WHAT IS ASKED – Show each line of the data below that has the string "source" in it.

MATERIAL FOR THE TASK –
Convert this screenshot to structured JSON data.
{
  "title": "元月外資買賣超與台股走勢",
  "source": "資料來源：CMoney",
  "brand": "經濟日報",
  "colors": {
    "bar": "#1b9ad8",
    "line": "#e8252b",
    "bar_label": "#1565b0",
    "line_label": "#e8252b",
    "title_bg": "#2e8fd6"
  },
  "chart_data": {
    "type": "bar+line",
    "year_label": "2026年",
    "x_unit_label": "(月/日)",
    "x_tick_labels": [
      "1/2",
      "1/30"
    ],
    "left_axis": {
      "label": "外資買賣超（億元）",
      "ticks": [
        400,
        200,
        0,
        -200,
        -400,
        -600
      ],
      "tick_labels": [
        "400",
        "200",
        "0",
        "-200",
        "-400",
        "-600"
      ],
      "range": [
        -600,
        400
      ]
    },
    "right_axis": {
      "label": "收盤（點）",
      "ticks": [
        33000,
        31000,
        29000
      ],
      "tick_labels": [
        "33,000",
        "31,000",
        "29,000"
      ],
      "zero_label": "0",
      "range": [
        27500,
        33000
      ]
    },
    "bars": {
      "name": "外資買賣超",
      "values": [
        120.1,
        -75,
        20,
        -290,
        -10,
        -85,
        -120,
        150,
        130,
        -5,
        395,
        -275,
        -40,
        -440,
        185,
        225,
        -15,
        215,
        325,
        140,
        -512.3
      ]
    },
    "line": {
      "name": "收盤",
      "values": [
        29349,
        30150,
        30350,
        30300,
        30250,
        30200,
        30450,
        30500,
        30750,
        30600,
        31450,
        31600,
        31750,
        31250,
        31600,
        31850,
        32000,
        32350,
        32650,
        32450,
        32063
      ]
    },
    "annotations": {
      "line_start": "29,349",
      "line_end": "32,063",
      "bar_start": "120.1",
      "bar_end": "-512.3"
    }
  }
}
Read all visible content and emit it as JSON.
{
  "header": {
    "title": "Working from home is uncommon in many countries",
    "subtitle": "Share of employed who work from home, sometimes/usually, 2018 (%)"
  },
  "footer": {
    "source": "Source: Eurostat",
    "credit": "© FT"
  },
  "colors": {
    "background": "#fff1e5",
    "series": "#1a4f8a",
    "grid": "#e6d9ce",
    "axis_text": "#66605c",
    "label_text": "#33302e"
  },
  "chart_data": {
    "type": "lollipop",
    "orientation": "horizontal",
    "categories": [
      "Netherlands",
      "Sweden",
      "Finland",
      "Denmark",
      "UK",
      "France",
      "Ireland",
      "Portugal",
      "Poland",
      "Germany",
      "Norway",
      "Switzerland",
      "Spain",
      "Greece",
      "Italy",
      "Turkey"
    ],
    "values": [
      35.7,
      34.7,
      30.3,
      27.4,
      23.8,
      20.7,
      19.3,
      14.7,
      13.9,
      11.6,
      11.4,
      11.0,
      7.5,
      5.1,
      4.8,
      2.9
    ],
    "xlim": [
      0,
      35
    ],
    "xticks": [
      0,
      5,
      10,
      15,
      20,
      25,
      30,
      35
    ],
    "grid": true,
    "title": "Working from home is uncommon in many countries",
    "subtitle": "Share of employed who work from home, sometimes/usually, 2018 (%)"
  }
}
==
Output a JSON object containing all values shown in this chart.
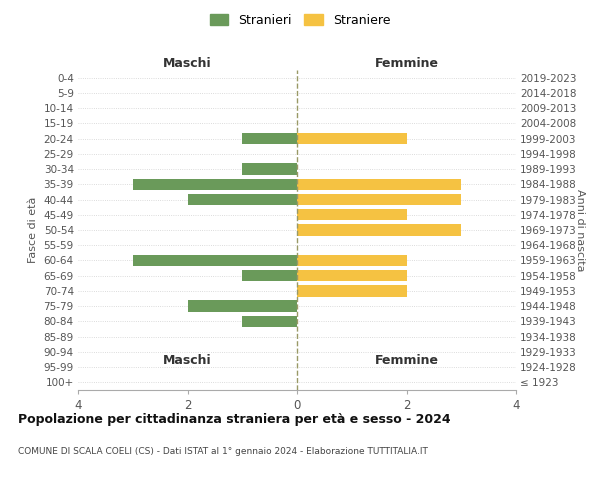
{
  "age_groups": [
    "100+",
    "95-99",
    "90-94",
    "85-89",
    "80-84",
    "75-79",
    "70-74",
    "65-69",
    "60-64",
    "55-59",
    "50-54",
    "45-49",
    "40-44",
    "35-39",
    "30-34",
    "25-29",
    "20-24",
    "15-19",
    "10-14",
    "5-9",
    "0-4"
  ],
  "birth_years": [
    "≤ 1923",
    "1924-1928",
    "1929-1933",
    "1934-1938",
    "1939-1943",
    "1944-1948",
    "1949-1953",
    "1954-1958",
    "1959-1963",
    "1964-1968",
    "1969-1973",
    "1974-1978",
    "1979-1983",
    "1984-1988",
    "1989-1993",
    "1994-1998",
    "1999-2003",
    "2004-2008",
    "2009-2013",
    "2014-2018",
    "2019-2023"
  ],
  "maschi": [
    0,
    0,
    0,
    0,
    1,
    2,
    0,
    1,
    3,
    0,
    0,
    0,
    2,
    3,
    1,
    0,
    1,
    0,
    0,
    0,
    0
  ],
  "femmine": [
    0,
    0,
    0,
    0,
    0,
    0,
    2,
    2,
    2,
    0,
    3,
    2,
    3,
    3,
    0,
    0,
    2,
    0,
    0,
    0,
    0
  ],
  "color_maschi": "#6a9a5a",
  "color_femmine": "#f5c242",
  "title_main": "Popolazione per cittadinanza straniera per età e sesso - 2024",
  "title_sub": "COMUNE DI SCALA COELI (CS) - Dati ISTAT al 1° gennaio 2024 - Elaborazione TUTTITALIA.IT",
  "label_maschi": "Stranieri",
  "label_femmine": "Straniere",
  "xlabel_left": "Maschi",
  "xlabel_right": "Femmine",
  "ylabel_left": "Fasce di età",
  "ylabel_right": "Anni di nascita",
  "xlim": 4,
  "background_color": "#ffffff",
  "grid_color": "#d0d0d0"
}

RESPONSE TO THE TASK –
  "source": "資料來源：CMoney",
    "source": "Source: Eurostat",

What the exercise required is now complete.